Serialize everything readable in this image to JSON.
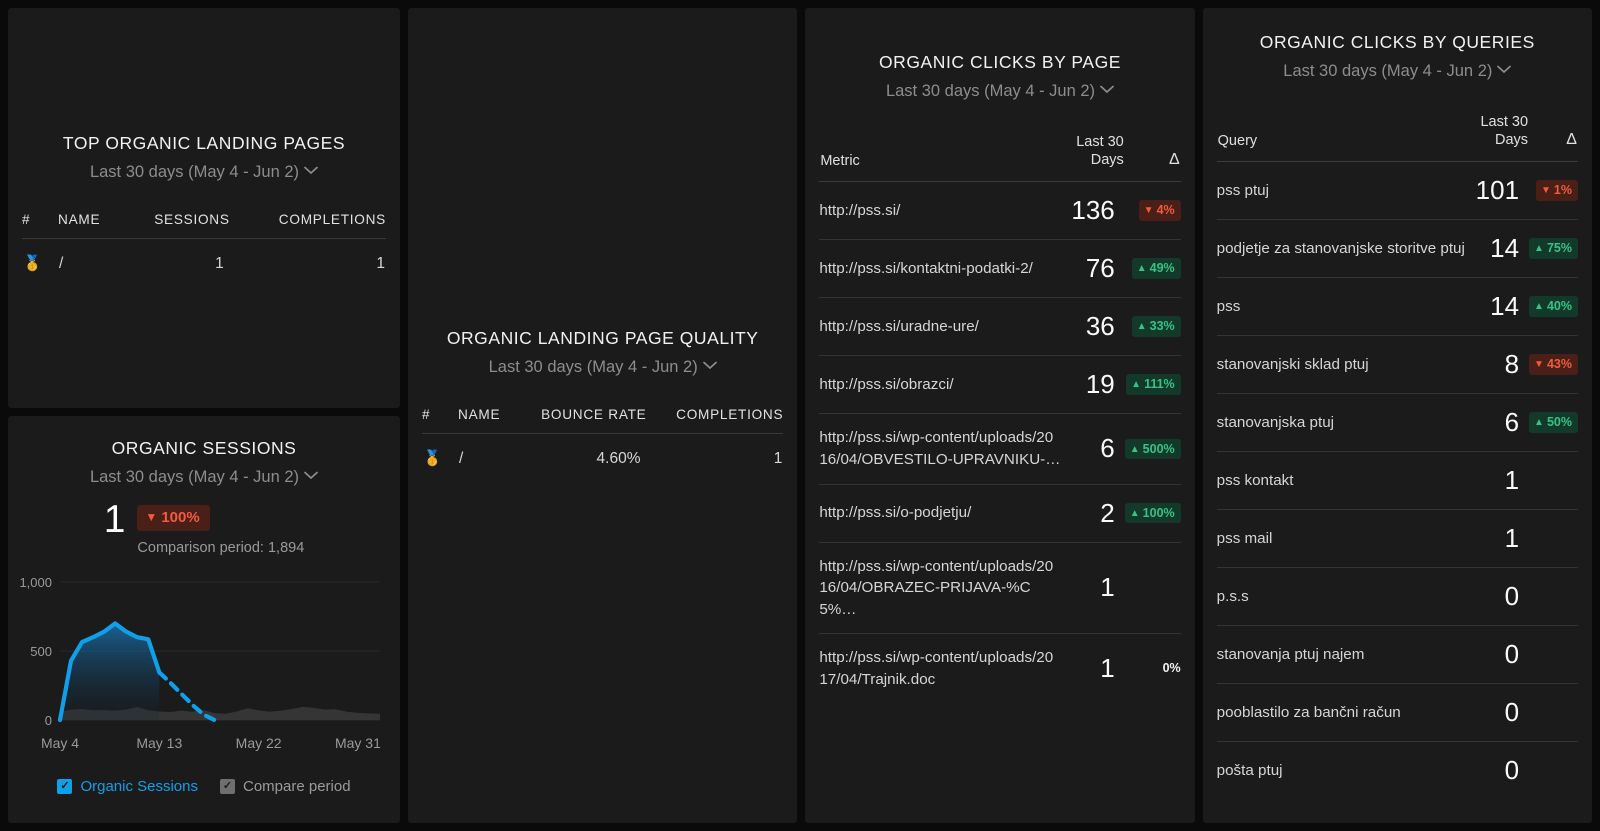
{
  "theme": {
    "bg": "#0a0a0a",
    "card_bg": "#1b1b1b",
    "accent_blue": "#0fa0ea",
    "up_green": "#36c486",
    "down_red": "#f05c3c",
    "up_bg": "#13392a",
    "down_bg": "#4a1f18"
  },
  "top_landing_pages": {
    "title": "TOP ORGANIC LANDING PAGES",
    "date_range": "Last 30 days (May 4 - Jun 2)",
    "columns": [
      "#",
      "NAME",
      "SESSIONS",
      "COMPLETIONS"
    ],
    "rows": [
      {
        "rank_icon": "medal-icon",
        "rank": "🥇",
        "name": "/",
        "sessions": "1",
        "completions": "1"
      }
    ]
  },
  "organic_sessions": {
    "title": "ORGANIC SESSIONS",
    "date_range": "Last 30 days (May 4 - Jun 2)",
    "value": "1",
    "delta": "100%",
    "delta_direction": "down",
    "delta_arrow": "▼",
    "comparison": "Comparison period: 1,894",
    "legend": [
      {
        "label": "Organic Sessions",
        "color": "#0fa0ea",
        "checked": true
      },
      {
        "label": "Compare period",
        "color": "#6f6f6f",
        "checked": true
      }
    ]
  },
  "chart_data": {
    "type": "area",
    "title": "ORGANIC SESSIONS",
    "xlabel": "",
    "ylabel": "",
    "ylim": [
      0,
      1000
    ],
    "yticks": [
      0,
      500,
      1000
    ],
    "ytick_labels": [
      "0",
      "500",
      "1,000"
    ],
    "xtick_labels": [
      "May 4",
      "May 13",
      "May 22",
      "May 31"
    ],
    "grid": false,
    "legend_position": "bottom",
    "series": [
      {
        "name": "Organic Sessions",
        "color": "#0fa0ea",
        "style": "solid-then-dashed",
        "dash_starts_at_index": 9,
        "x": [
          "May 4",
          "May 5",
          "May 6",
          "May 7",
          "May 8",
          "May 9",
          "May 10",
          "May 11",
          "May 12",
          "May 13",
          "May 14",
          "May 15",
          "May 16",
          "May 17",
          "May 18",
          "May 19",
          "May 20",
          "May 21",
          "May 22",
          "May 23",
          "May 24",
          "May 25",
          "May 26",
          "May 27",
          "May 28",
          "May 29",
          "May 30",
          "May 31",
          "Jun 1",
          "Jun 2"
        ],
        "values": [
          0,
          430,
          565,
          600,
          640,
          700,
          640,
          600,
          585,
          345,
          270,
          190,
          110,
          40,
          0,
          null,
          null,
          null,
          null,
          null,
          null,
          null,
          null,
          null,
          null,
          null,
          null,
          null,
          null,
          null
        ]
      },
      {
        "name": "Compare period",
        "color": "#6f6f6f",
        "style": "area",
        "values": [
          60,
          75,
          80,
          70,
          72,
          68,
          75,
          95,
          70,
          62,
          58,
          68,
          60,
          72,
          50,
          45,
          62,
          85,
          70,
          60,
          68,
          80,
          95,
          88,
          75,
          78,
          60,
          52,
          48,
          45
        ]
      }
    ]
  },
  "landing_page_quality": {
    "title": "ORGANIC LANDING PAGE QUALITY",
    "date_range": "Last 30 days (May 4 - Jun 2)",
    "columns": [
      "#",
      "NAME",
      "BOUNCE RATE",
      "COMPLETIONS"
    ],
    "rows": [
      {
        "rank_icon": "medal-icon",
        "rank": "🥇",
        "name": "/",
        "bounce_rate": "4.60%",
        "completions": "1"
      }
    ]
  },
  "clicks_by_page": {
    "title": "ORGANIC CLICKS BY PAGE",
    "date_range": "Last 30 days (May 4 - Jun 2)",
    "columns": {
      "label": "Metric",
      "value": "Last 30\nDays",
      "value_line1": "Last 30",
      "value_line2": "Days",
      "delta": "Δ"
    },
    "rows": [
      {
        "label": "http://pss.si/",
        "value": "136",
        "delta": "4%",
        "direction": "down",
        "arrow": "▼"
      },
      {
        "label": "http://pss.si/kontaktni-podatki-2/",
        "value": "76",
        "delta": "49%",
        "direction": "up",
        "arrow": "▲"
      },
      {
        "label": "http://pss.si/uradne-ure/",
        "value": "36",
        "delta": "33%",
        "direction": "up",
        "arrow": "▲"
      },
      {
        "label": "http://pss.si/obrazci/",
        "value": "19",
        "delta": "111%",
        "direction": "up",
        "arrow": "▲"
      },
      {
        "label": "http://pss.si/wp-content/uploads/2016/04/OBVESTILO-UPRAVNIKU-…",
        "value": "6",
        "delta": "500%",
        "direction": "up",
        "arrow": "▲"
      },
      {
        "label": "http://pss.si/o-podjetju/",
        "value": "2",
        "delta": "100%",
        "direction": "up",
        "arrow": "▲"
      },
      {
        "label": "http://pss.si/wp-content/uploads/2016/04/OBRAZEC-PRIJAVA-%C5%…",
        "value": "1",
        "delta": "",
        "direction": "none",
        "arrow": ""
      },
      {
        "label": "http://pss.si/wp-content/uploads/2017/04/Trajnik.doc",
        "value": "1",
        "delta": "0%",
        "direction": "flat",
        "arrow": ""
      }
    ]
  },
  "clicks_by_queries": {
    "title": "ORGANIC CLICKS BY QUERIES",
    "date_range": "Last 30 days (May 4 - Jun 2)",
    "columns": {
      "label": "Query",
      "value_line1": "Last 30",
      "value_line2": "Days",
      "delta": "Δ"
    },
    "rows": [
      {
        "label": "pss ptuj",
        "value": "101",
        "delta": "1%",
        "direction": "down",
        "arrow": "▼"
      },
      {
        "label": "podjetje za stanovanjske storitve ptuj",
        "value": "14",
        "delta": "75%",
        "direction": "up",
        "arrow": "▲"
      },
      {
        "label": "pss",
        "value": "14",
        "delta": "40%",
        "direction": "up",
        "arrow": "▲"
      },
      {
        "label": "stanovanjski sklad ptuj",
        "value": "8",
        "delta": "43%",
        "direction": "down",
        "arrow": "▼"
      },
      {
        "label": "stanovanjska ptuj",
        "value": "6",
        "delta": "50%",
        "direction": "up",
        "arrow": "▲"
      },
      {
        "label": "pss kontakt",
        "value": "1",
        "delta": "",
        "direction": "none",
        "arrow": ""
      },
      {
        "label": "pss mail",
        "value": "1",
        "delta": "",
        "direction": "none",
        "arrow": ""
      },
      {
        "label": "p.s.s",
        "value": "0",
        "delta": "",
        "direction": "none",
        "arrow": ""
      },
      {
        "label": "stanovanja ptuj najem",
        "value": "0",
        "delta": "",
        "direction": "none",
        "arrow": ""
      },
      {
        "label": "pooblastilo za bančni račun",
        "value": "0",
        "delta": "",
        "direction": "none",
        "arrow": ""
      },
      {
        "label": "pošta ptuj",
        "value": "0",
        "delta": "",
        "direction": "none",
        "arrow": ""
      }
    ]
  }
}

◆ ◆ ◆

**Problem requirements**
Every line should be retyped exactly, with the pictures omitted.

**Response**
Serialize everything readable in this image to JSON.
{
  "theme": {
    "bg": "#0a0a0a",
    "card_bg": "#1b1b1b",
    "accent_blue": "#0fa0ea",
    "up_green": "#36c486",
    "down_red": "#f05c3c",
    "up_bg": "#13392a",
    "down_bg": "#4a1f18"
  },
  "top_landing_pages": {
    "title": "TOP ORGANIC LANDING PAGES",
    "date_range": "Last 30 days (May 4 - Jun 2)",
    "columns": [
      "#",
      "NAME",
      "SESSIONS",
      "COMPLETIONS"
    ],
    "rows": [
      {
        "rank_icon": "medal-icon",
        "rank": "🥇",
        "name": "/",
        "sessions": "1",
        "completions": "1"
      }
    ]
  },
  "organic_sessions": {
    "title": "ORGANIC SESSIONS",
    "date_range": "Last 30 days (May 4 - Jun 2)",
    "value": "1",
    "delta": "100%",
    "delta_direction": "down",
    "delta_arrow": "▼",
    "comparison": "Comparison period: 1,894",
    "legend": [
      {
        "label": "Organic Sessions",
        "color": "#0fa0ea",
        "checked": true
      },
      {
        "label": "Compare period",
        "color": "#6f6f6f",
        "checked": true
      }
    ]
  },
  "chart_data": {
    "type": "area",
    "title": "ORGANIC SESSIONS",
    "xlabel": "",
    "ylabel": "",
    "ylim": [
      0,
      1000
    ],
    "yticks": [
      0,
      500,
      1000
    ],
    "ytick_labels": [
      "0",
      "500",
      "1,000"
    ],
    "xtick_labels": [
      "May 4",
      "May 13",
      "May 22",
      "May 31"
    ],
    "grid": false,
    "legend_position": "bottom",
    "series": [
      {
        "name": "Organic Sessions",
        "color": "#0fa0ea",
        "style": "solid-then-dashed",
        "dash_starts_at_index": 9,
        "x": [
          "May 4",
          "May 5",
          "May 6",
          "May 7",
          "May 8",
          "May 9",
          "May 10",
          "May 11",
          "May 12",
          "May 13",
          "May 14",
          "May 15",
          "May 16",
          "May 17",
          "May 18",
          "May 19",
          "May 20",
          "May 21",
          "May 22",
          "May 23",
          "May 24",
          "May 25",
          "May 26",
          "May 27",
          "May 28",
          "May 29",
          "May 30",
          "May 31",
          "Jun 1",
          "Jun 2"
        ],
        "values": [
          0,
          430,
          565,
          600,
          640,
          700,
          640,
          600,
          585,
          345,
          270,
          190,
          110,
          40,
          0,
          null,
          null,
          null,
          null,
          null,
          null,
          null,
          null,
          null,
          null,
          null,
          null,
          null,
          null,
          null
        ]
      },
      {
        "name": "Compare period",
        "color": "#6f6f6f",
        "style": "area",
        "values": [
          60,
          75,
          80,
          70,
          72,
          68,
          75,
          95,
          70,
          62,
          58,
          68,
          60,
          72,
          50,
          45,
          62,
          85,
          70,
          60,
          68,
          80,
          95,
          88,
          75,
          78,
          60,
          52,
          48,
          45
        ]
      }
    ]
  },
  "landing_page_quality": {
    "title": "ORGANIC LANDING PAGE QUALITY",
    "date_range": "Last 30 days (May 4 - Jun 2)",
    "columns": [
      "#",
      "NAME",
      "BOUNCE RATE",
      "COMPLETIONS"
    ],
    "rows": [
      {
        "rank_icon": "medal-icon",
        "rank": "🥇",
        "name": "/",
        "bounce_rate": "4.60%",
        "completions": "1"
      }
    ]
  },
  "clicks_by_page": {
    "title": "ORGANIC CLICKS BY PAGE",
    "date_range": "Last 30 days (May 4 - Jun 2)",
    "columns": {
      "label": "Metric",
      "value": "Last 30\nDays",
      "value_line1": "Last 30",
      "value_line2": "Days",
      "delta": "Δ"
    },
    "rows": [
      {
        "label": "http://pss.si/",
        "value": "136",
        "delta": "4%",
        "direction": "down",
        "arrow": "▼"
      },
      {
        "label": "http://pss.si/kontaktni-podatki-2/",
        "value": "76",
        "delta": "49%",
        "direction": "up",
        "arrow": "▲"
      },
      {
        "label": "http://pss.si/uradne-ure/",
        "value": "36",
        "delta": "33%",
        "direction": "up",
        "arrow": "▲"
      },
      {
        "label": "http://pss.si/obrazci/",
        "value": "19",
        "delta": "111%",
        "direction": "up",
        "arrow": "▲"
      },
      {
        "label": "http://pss.si/wp-content/uploads/2016/04/OBVESTILO-UPRAVNIKU-…",
        "value": "6",
        "delta": "500%",
        "direction": "up",
        "arrow": "▲"
      },
      {
        "label": "http://pss.si/o-podjetju/",
        "value": "2",
        "delta": "100%",
        "direction": "up",
        "arrow": "▲"
      },
      {
        "label": "http://pss.si/wp-content/uploads/2016/04/OBRAZEC-PRIJAVA-%C5%…",
        "value": "1",
        "delta": "",
        "direction": "none",
        "arrow": ""
      },
      {
        "label": "http://pss.si/wp-content/uploads/2017/04/Trajnik.doc",
        "value": "1",
        "delta": "0%",
        "direction": "flat",
        "arrow": ""
      }
    ]
  },
  "clicks_by_queries": {
    "title": "ORGANIC CLICKS BY QUERIES",
    "date_range": "Last 30 days (May 4 - Jun 2)",
    "columns": {
      "label": "Query",
      "value_line1": "Last 30",
      "value_line2": "Days",
      "delta": "Δ"
    },
    "rows": [
      {
        "label": "pss ptuj",
        "value": "101",
        "delta": "1%",
        "direction": "down",
        "arrow": "▼"
      },
      {
        "label": "podjetje za stanovanjske storitve ptuj",
        "value": "14",
        "delta": "75%",
        "direction": "up",
        "arrow": "▲"
      },
      {
        "label": "pss",
        "value": "14",
        "delta": "40%",
        "direction": "up",
        "arrow": "▲"
      },
      {
        "label": "stanovanjski sklad ptuj",
        "value": "8",
        "delta": "43%",
        "direction": "down",
        "arrow": "▼"
      },
      {
        "label": "stanovanjska ptuj",
        "value": "6",
        "delta": "50%",
        "direction": "up",
        "arrow": "▲"
      },
      {
        "label": "pss kontakt",
        "value": "1",
        "delta": "",
        "direction": "none",
        "arrow": ""
      },
      {
        "label": "pss mail",
        "value": "1",
        "delta": "",
        "direction": "none",
        "arrow": ""
      },
      {
        "label": "p.s.s",
        "value": "0",
        "delta": "",
        "direction": "none",
        "arrow": ""
      },
      {
        "label": "stanovanja ptuj najem",
        "value": "0",
        "delta": "",
        "direction": "none",
        "arrow": ""
      },
      {
        "label": "pooblastilo za bančni račun",
        "value": "0",
        "delta": "",
        "direction": "none",
        "arrow": ""
      },
      {
        "label": "pošta ptuj",
        "value": "0",
        "delta": "",
        "direction": "none",
        "arrow": ""
      }
    ]
  }
}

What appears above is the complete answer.